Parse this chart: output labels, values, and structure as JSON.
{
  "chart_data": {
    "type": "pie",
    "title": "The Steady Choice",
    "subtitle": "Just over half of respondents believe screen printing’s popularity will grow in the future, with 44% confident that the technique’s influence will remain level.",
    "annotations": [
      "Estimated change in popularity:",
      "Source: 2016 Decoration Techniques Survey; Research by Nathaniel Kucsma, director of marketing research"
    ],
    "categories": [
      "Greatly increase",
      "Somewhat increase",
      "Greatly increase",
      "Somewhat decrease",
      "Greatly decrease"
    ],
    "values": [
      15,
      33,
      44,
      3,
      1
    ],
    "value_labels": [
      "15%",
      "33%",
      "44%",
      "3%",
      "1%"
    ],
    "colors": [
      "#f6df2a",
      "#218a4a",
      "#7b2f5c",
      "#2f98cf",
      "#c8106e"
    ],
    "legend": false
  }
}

┄┄┄┄┄┄┄┄┄┄

Transcribe all of the lines in the records precisely.

### FINAL RESULT:
Parse this chart: output labels, values, and structure as JSON.
{
  "chart_data": {
    "type": "pie",
    "title": "The Steady Choice",
    "subtitle": "Just over half of respondents believe screen printing’s popularity will grow in the future, with 44% confident that the technique’s influence will remain level.",
    "annotations": [
      "Estimated change in popularity:",
      "Source: 2016 Decoration Techniques Survey; Research by Nathaniel Kucsma, director of marketing research"
    ],
    "categories": [
      "Greatly increase",
      "Somewhat increase",
      "Greatly increase",
      "Somewhat decrease",
      "Greatly decrease"
    ],
    "values": [
      15,
      33,
      44,
      3,
      1
    ],
    "value_labels": [
      "15%",
      "33%",
      "44%",
      "3%",
      "1%"
    ],
    "colors": [
      "#f6df2a",
      "#218a4a",
      "#7b2f5c",
      "#2f98cf",
      "#c8106e"
    ],
    "legend": false
  }
}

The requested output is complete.